- _TASK OBJECTIVE_: Return each line containing "from".
** begin DATA FOR THE TASK **
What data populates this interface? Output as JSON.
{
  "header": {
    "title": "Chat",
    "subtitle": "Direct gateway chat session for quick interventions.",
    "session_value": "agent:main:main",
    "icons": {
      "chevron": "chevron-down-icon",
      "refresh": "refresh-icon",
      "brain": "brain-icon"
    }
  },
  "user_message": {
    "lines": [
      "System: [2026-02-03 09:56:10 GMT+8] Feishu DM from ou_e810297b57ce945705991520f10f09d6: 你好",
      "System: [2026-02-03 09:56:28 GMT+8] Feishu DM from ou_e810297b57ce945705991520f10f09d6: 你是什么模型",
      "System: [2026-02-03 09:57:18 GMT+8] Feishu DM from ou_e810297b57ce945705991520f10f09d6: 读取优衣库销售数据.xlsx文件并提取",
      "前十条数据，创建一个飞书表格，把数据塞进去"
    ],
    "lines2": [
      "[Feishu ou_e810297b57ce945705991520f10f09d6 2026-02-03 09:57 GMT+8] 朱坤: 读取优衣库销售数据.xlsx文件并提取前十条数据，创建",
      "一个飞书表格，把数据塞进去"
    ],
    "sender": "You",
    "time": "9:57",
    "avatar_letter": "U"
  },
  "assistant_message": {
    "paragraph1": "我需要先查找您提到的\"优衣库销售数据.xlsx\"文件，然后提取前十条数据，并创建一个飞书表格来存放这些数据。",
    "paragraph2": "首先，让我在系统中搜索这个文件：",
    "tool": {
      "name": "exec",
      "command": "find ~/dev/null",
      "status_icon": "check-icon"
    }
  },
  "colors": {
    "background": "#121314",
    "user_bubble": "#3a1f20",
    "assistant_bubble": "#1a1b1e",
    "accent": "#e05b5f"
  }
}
** end DATA FOR THE TASK **
- _RIGHT ANSWER_:
      "System: [2026-02-03 09:56:10 GMT+8] Feishu DM from ou_e810297b57ce945705991520f10f09d6: 你好",
      "System: [2026-02-03 09:56:28 GMT+8] Feishu DM from ou_e810297b57ce945705991520f10f09d6: 你是什么模型",
      "System: [2026-02-03 09:57:18 GMT+8] Feishu DM from ou_e810297b57ce945705991520f10f09d6: 读取优衣库销售数据.xlsx文件并提取",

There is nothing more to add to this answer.